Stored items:
━━━━━━━━━━━━━━━━━━━━
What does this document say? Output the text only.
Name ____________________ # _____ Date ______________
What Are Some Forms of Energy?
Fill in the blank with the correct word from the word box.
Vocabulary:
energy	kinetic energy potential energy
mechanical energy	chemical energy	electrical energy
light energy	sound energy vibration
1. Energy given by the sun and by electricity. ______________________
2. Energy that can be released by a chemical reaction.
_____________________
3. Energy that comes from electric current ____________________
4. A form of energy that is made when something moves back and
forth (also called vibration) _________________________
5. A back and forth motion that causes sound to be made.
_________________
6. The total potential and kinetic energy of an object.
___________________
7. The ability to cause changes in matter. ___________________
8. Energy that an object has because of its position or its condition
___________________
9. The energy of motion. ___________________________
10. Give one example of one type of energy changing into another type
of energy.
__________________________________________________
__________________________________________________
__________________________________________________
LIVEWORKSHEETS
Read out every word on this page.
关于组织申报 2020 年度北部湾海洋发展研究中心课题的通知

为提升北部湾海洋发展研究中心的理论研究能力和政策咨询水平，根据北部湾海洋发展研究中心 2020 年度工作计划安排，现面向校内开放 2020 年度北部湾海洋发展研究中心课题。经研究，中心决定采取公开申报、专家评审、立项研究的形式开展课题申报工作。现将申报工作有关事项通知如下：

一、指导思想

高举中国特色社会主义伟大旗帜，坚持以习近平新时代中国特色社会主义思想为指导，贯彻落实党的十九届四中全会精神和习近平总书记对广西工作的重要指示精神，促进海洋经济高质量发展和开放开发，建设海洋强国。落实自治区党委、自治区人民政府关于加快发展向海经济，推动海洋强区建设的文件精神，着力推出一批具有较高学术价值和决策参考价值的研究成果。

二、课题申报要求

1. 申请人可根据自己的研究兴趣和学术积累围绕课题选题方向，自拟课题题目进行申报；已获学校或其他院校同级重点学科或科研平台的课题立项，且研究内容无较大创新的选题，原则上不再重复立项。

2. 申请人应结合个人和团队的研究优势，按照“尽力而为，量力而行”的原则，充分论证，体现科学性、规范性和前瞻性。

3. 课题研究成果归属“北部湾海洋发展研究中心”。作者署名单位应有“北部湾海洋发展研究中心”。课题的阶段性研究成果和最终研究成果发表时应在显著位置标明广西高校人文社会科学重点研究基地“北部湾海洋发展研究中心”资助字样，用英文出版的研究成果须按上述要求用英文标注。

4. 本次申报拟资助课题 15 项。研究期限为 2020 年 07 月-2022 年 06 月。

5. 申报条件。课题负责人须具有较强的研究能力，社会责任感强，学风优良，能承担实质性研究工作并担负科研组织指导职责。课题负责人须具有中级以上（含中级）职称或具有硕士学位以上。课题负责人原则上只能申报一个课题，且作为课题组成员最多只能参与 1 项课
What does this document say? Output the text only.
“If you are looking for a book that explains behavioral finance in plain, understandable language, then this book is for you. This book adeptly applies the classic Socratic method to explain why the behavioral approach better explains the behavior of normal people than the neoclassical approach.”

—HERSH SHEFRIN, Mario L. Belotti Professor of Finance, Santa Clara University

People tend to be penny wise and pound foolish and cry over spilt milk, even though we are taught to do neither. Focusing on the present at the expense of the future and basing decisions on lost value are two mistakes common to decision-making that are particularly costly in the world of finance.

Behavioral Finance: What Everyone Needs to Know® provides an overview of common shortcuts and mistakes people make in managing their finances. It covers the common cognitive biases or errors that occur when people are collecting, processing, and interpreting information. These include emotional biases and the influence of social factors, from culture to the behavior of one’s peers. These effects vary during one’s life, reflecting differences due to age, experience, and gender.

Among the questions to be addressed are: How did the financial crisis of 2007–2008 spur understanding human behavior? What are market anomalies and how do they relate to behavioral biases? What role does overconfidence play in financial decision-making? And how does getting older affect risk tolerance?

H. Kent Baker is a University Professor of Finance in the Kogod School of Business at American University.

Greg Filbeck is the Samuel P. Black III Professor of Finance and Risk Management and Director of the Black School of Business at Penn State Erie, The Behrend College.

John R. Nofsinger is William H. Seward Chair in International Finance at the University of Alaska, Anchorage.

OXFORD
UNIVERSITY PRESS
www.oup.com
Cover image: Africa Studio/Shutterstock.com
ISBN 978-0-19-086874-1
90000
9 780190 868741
━━━━━━━━━━━━━━━━━━━━
◆ Work to be completed:
Read the data above. Pull out each line in which the string "back" appears.

◆ Response to this task:
4. A form of energy that is made when something moves back and
5. A back and forth motion that causes sound to be made.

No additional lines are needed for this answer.